* **EXERCISE OBJECTIVE**
Which lines include the word "symbol"? Copy each of them.

[Records from a collection of figures]
----
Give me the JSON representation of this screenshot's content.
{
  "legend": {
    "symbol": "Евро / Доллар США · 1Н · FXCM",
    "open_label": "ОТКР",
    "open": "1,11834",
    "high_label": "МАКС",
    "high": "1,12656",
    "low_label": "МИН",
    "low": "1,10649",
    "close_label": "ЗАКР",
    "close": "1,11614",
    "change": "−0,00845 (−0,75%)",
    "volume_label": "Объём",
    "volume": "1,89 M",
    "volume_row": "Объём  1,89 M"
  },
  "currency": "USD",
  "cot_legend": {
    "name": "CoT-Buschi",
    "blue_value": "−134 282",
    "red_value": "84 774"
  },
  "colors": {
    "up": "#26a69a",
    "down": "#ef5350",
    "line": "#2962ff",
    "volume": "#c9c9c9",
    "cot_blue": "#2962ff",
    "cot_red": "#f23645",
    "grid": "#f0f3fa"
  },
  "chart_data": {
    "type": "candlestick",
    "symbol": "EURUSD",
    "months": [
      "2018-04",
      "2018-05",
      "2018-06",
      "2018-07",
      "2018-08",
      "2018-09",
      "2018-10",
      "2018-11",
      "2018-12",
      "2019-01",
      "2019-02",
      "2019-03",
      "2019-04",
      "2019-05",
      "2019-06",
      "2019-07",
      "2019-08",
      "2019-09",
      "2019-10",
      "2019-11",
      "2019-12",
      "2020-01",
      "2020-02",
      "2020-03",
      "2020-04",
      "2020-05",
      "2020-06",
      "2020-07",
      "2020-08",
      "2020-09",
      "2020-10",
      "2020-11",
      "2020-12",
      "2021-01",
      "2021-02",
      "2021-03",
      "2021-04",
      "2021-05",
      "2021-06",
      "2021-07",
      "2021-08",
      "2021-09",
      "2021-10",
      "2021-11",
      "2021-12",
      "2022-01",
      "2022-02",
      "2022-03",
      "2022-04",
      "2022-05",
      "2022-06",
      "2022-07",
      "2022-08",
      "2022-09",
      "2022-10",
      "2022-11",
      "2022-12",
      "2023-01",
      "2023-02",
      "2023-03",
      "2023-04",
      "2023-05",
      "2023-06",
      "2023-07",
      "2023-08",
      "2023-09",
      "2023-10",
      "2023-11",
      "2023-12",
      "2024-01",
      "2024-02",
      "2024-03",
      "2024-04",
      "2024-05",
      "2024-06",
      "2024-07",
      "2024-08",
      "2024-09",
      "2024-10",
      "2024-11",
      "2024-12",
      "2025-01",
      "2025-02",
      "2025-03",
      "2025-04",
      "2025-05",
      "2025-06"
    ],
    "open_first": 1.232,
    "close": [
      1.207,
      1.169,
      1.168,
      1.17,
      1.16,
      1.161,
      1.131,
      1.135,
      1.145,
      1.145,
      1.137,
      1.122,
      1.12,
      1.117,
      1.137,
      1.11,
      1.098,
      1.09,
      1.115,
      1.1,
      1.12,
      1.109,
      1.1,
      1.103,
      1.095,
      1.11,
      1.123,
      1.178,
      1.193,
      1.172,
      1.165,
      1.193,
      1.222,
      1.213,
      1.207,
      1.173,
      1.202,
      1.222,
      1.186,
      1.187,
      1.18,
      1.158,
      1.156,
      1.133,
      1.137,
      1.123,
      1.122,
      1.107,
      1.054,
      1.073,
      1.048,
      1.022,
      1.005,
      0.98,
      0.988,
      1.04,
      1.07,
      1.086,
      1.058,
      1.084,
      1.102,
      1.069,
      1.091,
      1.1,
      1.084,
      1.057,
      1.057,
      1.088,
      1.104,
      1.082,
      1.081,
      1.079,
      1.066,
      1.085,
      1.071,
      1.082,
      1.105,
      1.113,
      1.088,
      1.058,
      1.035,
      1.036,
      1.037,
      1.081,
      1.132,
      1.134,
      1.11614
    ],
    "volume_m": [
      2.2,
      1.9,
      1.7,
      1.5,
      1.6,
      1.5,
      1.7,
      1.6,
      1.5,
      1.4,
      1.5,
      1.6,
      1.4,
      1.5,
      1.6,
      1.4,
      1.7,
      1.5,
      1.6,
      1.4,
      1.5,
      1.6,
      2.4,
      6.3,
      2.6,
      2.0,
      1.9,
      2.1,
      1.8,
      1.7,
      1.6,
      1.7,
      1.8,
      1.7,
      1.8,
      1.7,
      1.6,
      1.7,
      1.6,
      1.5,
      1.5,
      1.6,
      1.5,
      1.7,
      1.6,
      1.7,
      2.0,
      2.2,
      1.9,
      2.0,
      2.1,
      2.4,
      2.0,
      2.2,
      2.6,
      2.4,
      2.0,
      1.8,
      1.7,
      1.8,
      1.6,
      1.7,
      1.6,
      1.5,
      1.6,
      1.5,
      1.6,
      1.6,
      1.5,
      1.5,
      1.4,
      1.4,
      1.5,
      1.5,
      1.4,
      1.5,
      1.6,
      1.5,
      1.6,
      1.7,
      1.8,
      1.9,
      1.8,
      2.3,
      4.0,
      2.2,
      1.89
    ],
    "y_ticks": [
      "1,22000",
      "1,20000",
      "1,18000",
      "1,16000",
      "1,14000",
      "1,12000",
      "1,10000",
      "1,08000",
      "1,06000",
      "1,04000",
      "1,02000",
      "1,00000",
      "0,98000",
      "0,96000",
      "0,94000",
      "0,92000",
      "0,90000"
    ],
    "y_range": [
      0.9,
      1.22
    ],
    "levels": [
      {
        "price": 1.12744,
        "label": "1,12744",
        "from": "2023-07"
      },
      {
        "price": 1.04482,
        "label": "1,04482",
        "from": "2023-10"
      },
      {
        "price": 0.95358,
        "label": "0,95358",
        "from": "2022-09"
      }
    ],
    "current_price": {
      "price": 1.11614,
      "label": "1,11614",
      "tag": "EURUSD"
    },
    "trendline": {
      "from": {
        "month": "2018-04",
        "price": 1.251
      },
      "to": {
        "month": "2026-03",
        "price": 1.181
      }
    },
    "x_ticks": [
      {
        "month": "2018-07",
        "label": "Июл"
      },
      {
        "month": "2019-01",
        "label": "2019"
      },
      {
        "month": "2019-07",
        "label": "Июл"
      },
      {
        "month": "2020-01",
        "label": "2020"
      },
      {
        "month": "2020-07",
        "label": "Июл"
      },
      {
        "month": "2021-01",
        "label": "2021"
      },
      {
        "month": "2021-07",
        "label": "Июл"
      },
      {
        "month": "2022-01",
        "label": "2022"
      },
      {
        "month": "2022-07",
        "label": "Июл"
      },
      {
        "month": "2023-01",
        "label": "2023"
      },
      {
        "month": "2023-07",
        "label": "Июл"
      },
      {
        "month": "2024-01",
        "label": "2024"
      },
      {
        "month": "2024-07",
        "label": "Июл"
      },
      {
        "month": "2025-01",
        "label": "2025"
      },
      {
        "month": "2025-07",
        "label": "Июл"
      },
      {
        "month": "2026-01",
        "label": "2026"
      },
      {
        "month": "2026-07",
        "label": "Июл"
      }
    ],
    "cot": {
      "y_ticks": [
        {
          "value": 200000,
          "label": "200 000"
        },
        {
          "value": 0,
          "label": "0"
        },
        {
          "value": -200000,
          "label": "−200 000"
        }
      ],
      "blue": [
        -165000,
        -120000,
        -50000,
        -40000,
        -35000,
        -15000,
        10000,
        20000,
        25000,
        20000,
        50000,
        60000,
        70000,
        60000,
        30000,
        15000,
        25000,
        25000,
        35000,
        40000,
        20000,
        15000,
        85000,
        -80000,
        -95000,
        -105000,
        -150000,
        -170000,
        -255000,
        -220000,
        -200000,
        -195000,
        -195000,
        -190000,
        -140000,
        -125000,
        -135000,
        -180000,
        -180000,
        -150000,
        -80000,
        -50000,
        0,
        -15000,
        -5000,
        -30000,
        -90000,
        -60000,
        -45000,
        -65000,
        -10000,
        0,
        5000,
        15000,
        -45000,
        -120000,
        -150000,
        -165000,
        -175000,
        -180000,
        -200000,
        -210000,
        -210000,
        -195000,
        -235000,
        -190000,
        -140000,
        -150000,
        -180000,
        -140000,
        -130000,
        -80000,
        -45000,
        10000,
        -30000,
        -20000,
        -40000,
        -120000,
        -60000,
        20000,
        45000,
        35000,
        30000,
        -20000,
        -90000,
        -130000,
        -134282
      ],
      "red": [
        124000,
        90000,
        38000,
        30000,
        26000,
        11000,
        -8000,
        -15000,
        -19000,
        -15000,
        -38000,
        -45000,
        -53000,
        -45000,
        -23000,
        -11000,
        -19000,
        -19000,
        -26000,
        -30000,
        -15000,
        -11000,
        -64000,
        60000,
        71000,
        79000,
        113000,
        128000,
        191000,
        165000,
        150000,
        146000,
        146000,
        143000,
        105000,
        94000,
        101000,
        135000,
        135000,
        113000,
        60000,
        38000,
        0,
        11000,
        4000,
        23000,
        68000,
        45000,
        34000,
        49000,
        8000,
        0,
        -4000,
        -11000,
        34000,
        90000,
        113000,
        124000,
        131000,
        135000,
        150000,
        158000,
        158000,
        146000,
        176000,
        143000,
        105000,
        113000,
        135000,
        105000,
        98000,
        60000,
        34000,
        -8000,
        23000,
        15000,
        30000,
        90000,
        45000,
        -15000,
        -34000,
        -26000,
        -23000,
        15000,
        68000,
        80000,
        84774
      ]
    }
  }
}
----
* **RIGHT ANSWER**
    "symbol": "Евро / Доллар США · 1Н · FXCM",
    "symbol": "EURUSD",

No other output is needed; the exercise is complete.